What you will do: Pictures in the records should not be copied, but every other part must be repeated exactly.

Record set:
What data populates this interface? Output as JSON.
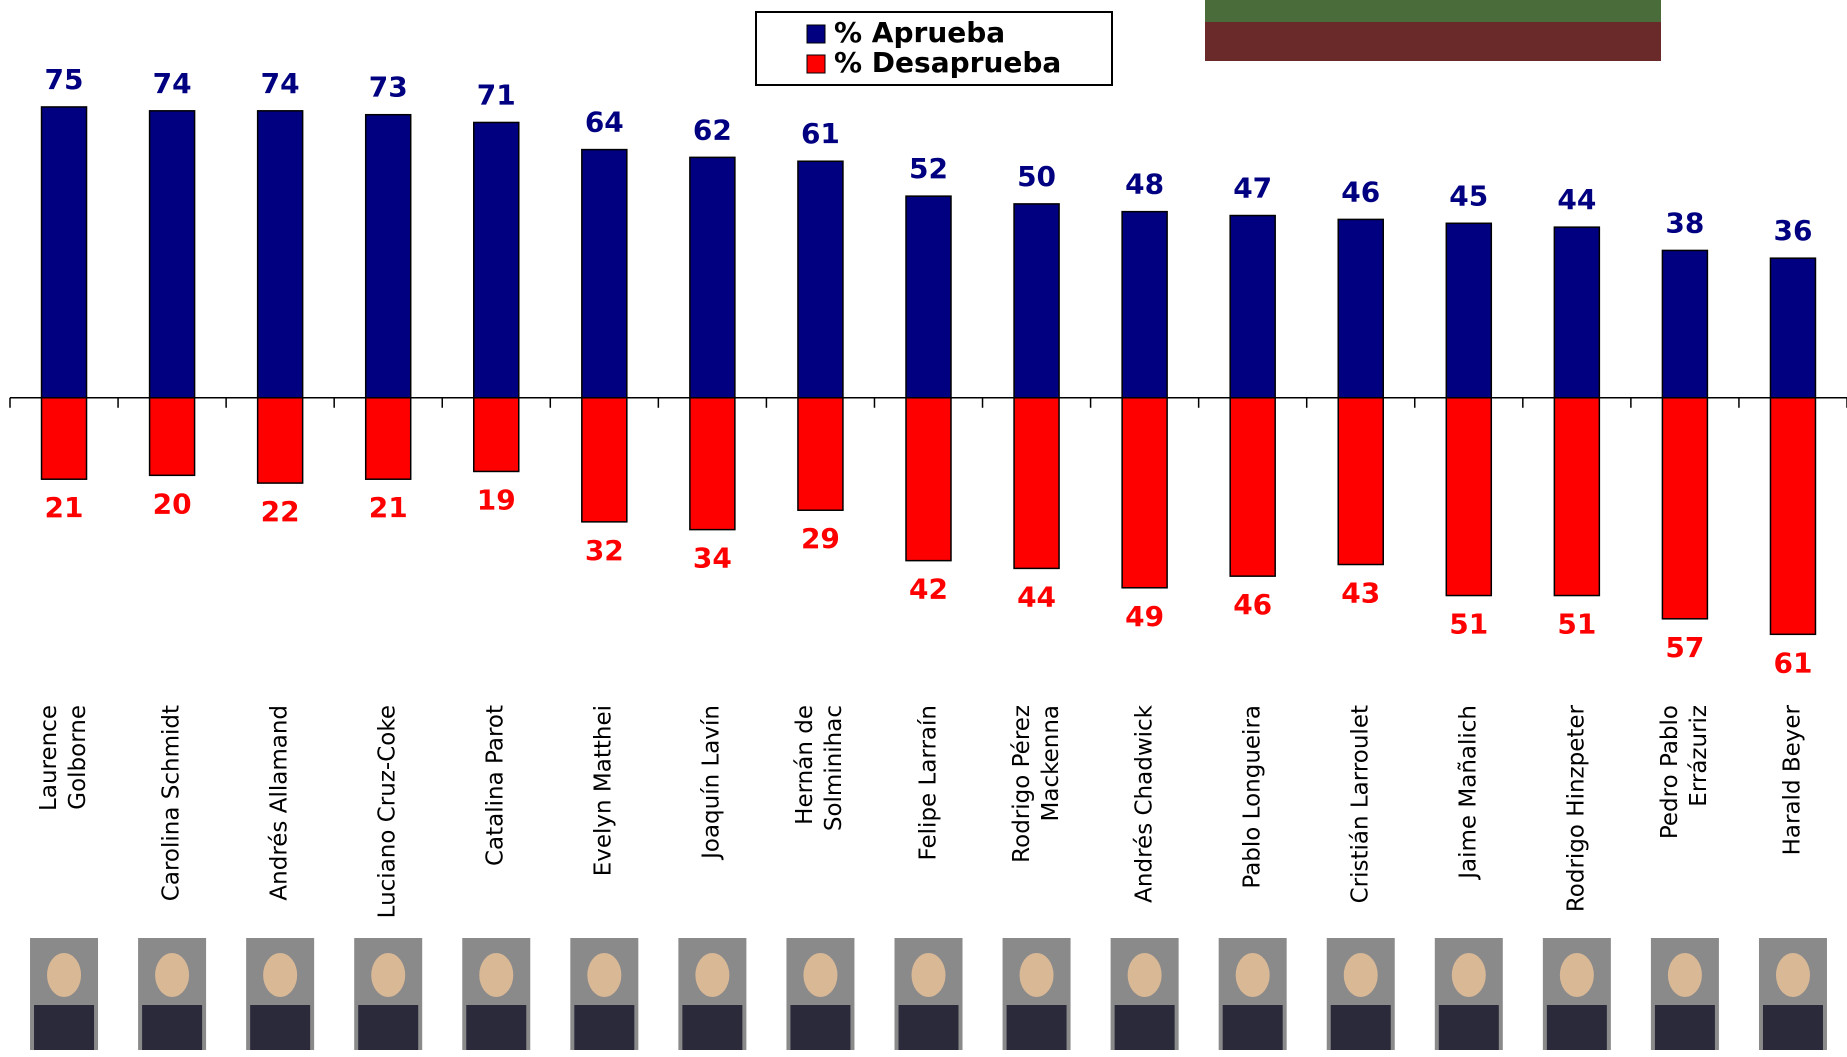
{
  "chart_data": {
    "type": "bar",
    "stacking": "diverging",
    "categories": [
      "Laurence\nGolborne",
      "Carolina Schmidt",
      "Andrés Allamand",
      "Luciano Cruz-Coke",
      "Catalina Parot",
      "Evelyn Matthei",
      "Joaquín Lavín",
      "Hernán de\nSolminihac",
      "Felipe Larraín",
      "Rodrigo Pérez\nMackenna",
      "Andrés Chadwick",
      "Pablo Longueira",
      "Cristián Larroulet",
      "Jaime Mañalich",
      "Rodrigo Hinzpeter",
      "Pedro Pablo\nErrázuriz",
      "Harald Beyer"
    ],
    "series": [
      {
        "name": "% Aprueba",
        "color": "#000080",
        "values": [
          75,
          74,
          74,
          73,
          71,
          64,
          62,
          61,
          52,
          50,
          48,
          47,
          46,
          45,
          44,
          38,
          36
        ]
      },
      {
        "name": "% Desaprueba",
        "color": "#ff0000",
        "values": [
          21,
          20,
          22,
          21,
          19,
          32,
          34,
          29,
          42,
          44,
          49,
          46,
          43,
          51,
          51,
          57,
          61
        ]
      }
    ],
    "ylim": [
      -80,
      100
    ],
    "legend": "top"
  }
}
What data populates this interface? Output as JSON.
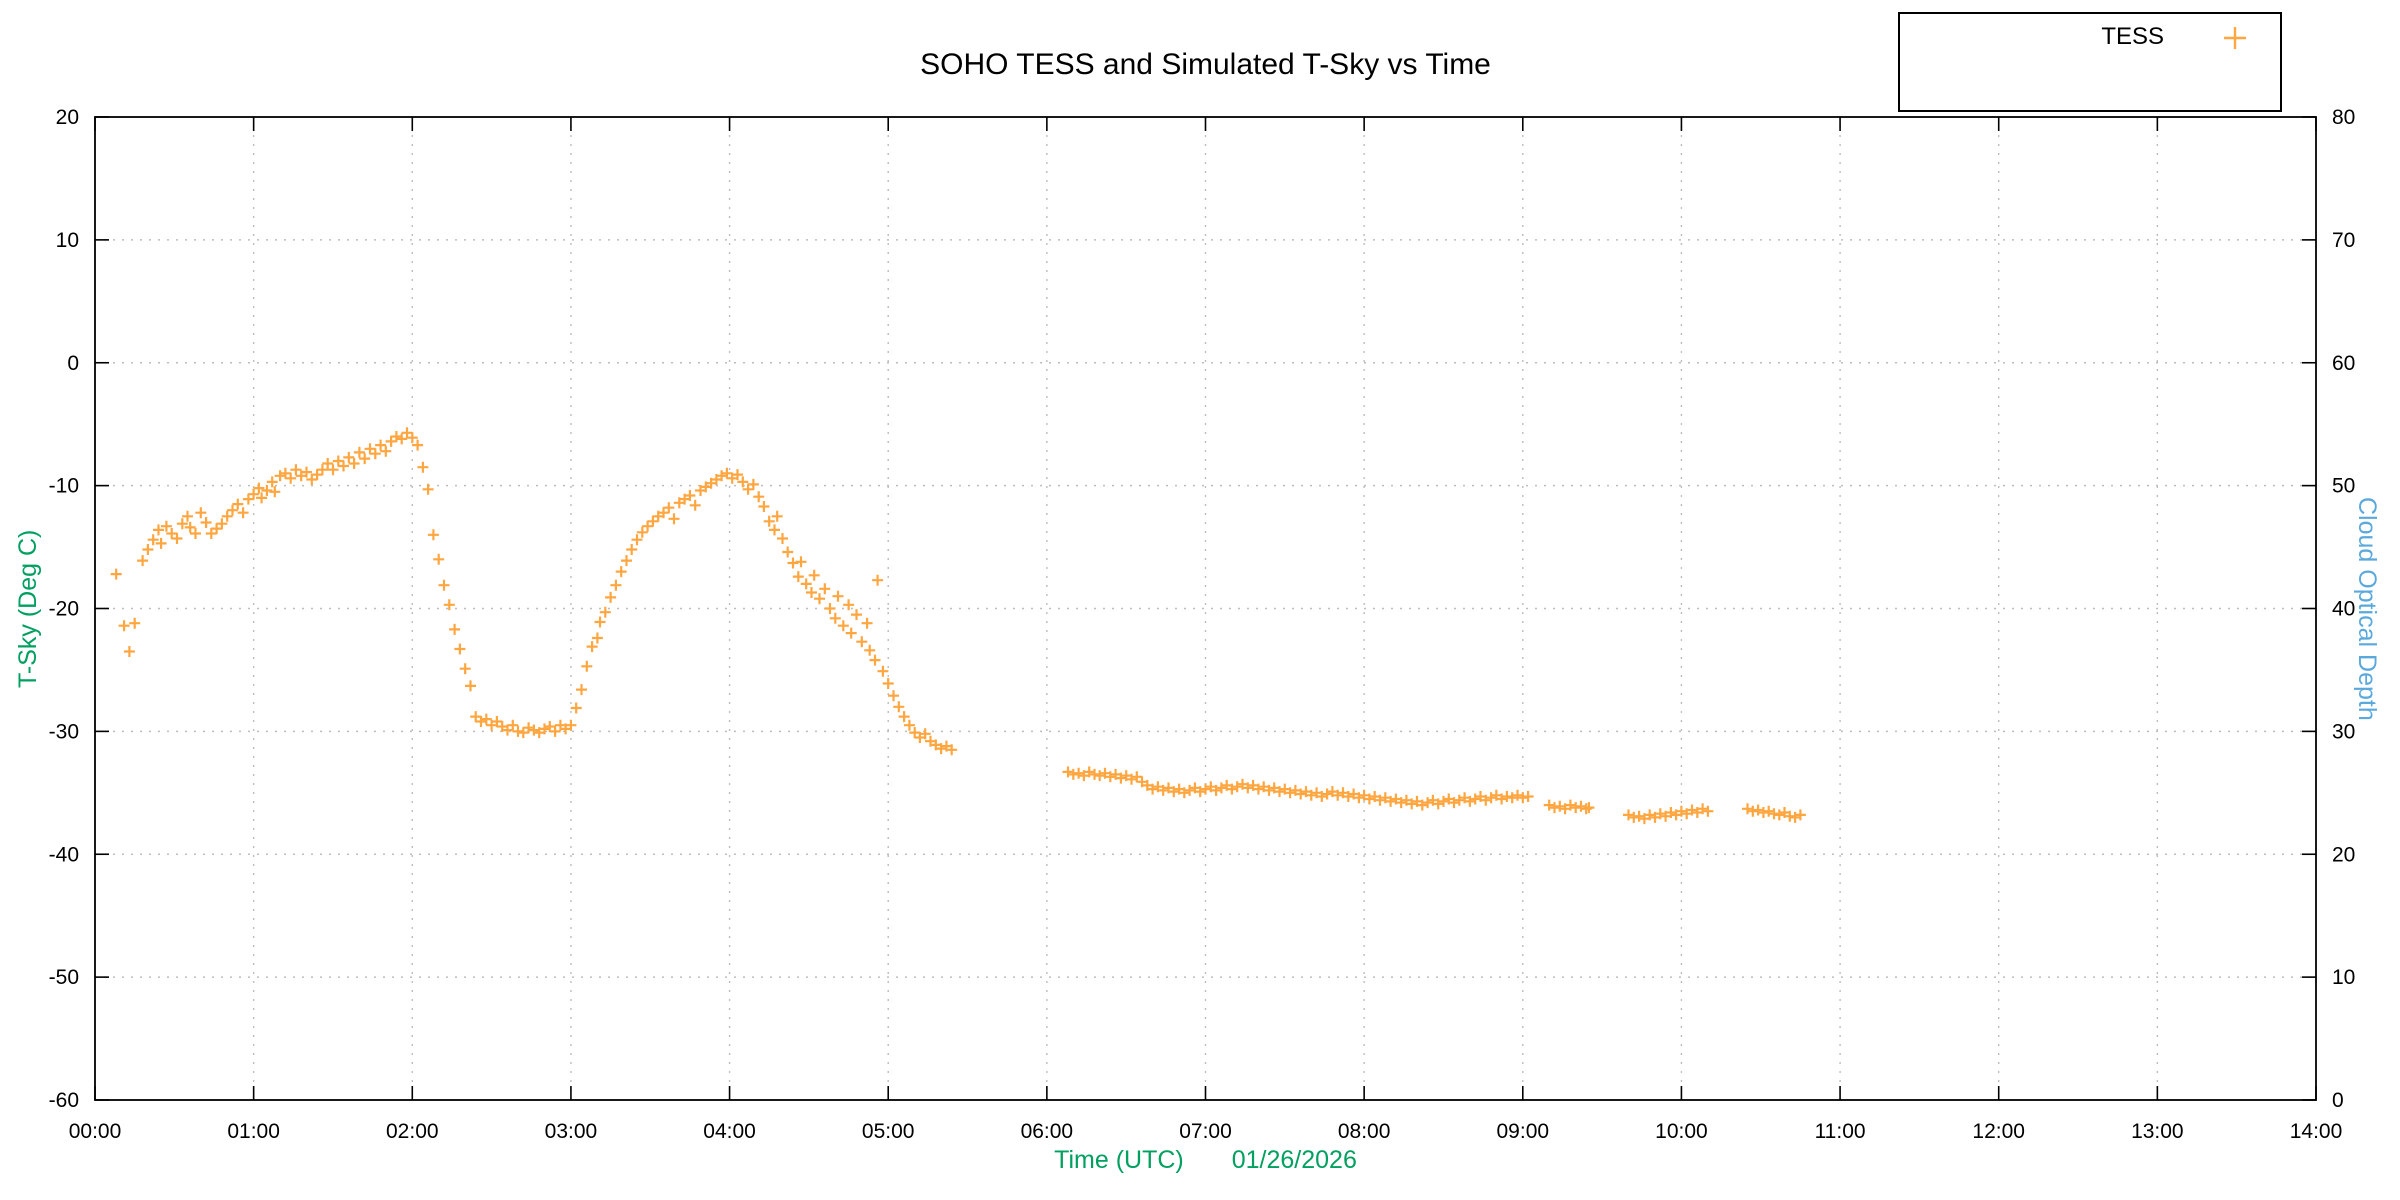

Response:
What data populates this interface? Output as JSON.
{
  "chart_data": {
    "type": "bar",
    "stacking": "diverging",
    "categories": [
      "Laurence\nGolborne",
      "Carolina Schmidt",
      "Andrés Allamand",
      "Luciano Cruz-Coke",
      "Catalina Parot",
      "Evelyn Matthei",
      "Joaquín Lavín",
      "Hernán de\nSolminihac",
      "Felipe Larraín",
      "Rodrigo Pérez\nMackenna",
      "Andrés Chadwick",
      "Pablo Longueira",
      "Cristián Larroulet",
      "Jaime Mañalich",
      "Rodrigo Hinzpeter",
      "Pedro Pablo\nErrázuriz",
      "Harald Beyer"
    ],
    "series": [
      {
        "name": "% Aprueba",
        "color": "#000080",
        "values": [
          75,
          74,
          74,
          73,
          71,
          64,
          62,
          61,
          52,
          50,
          48,
          47,
          46,
          45,
          44,
          38,
          36
        ]
      },
      {
        "name": "% Desaprueba",
        "color": "#ff0000",
        "values": [
          21,
          20,
          22,
          21,
          19,
          32,
          34,
          29,
          42,
          44,
          49,
          46,
          43,
          51,
          51,
          57,
          61
        ]
      }
    ],
    "ylim": [
      -80,
      100
    ],
    "legend": "top"
  }
}
What data populates this interface? Output as JSON.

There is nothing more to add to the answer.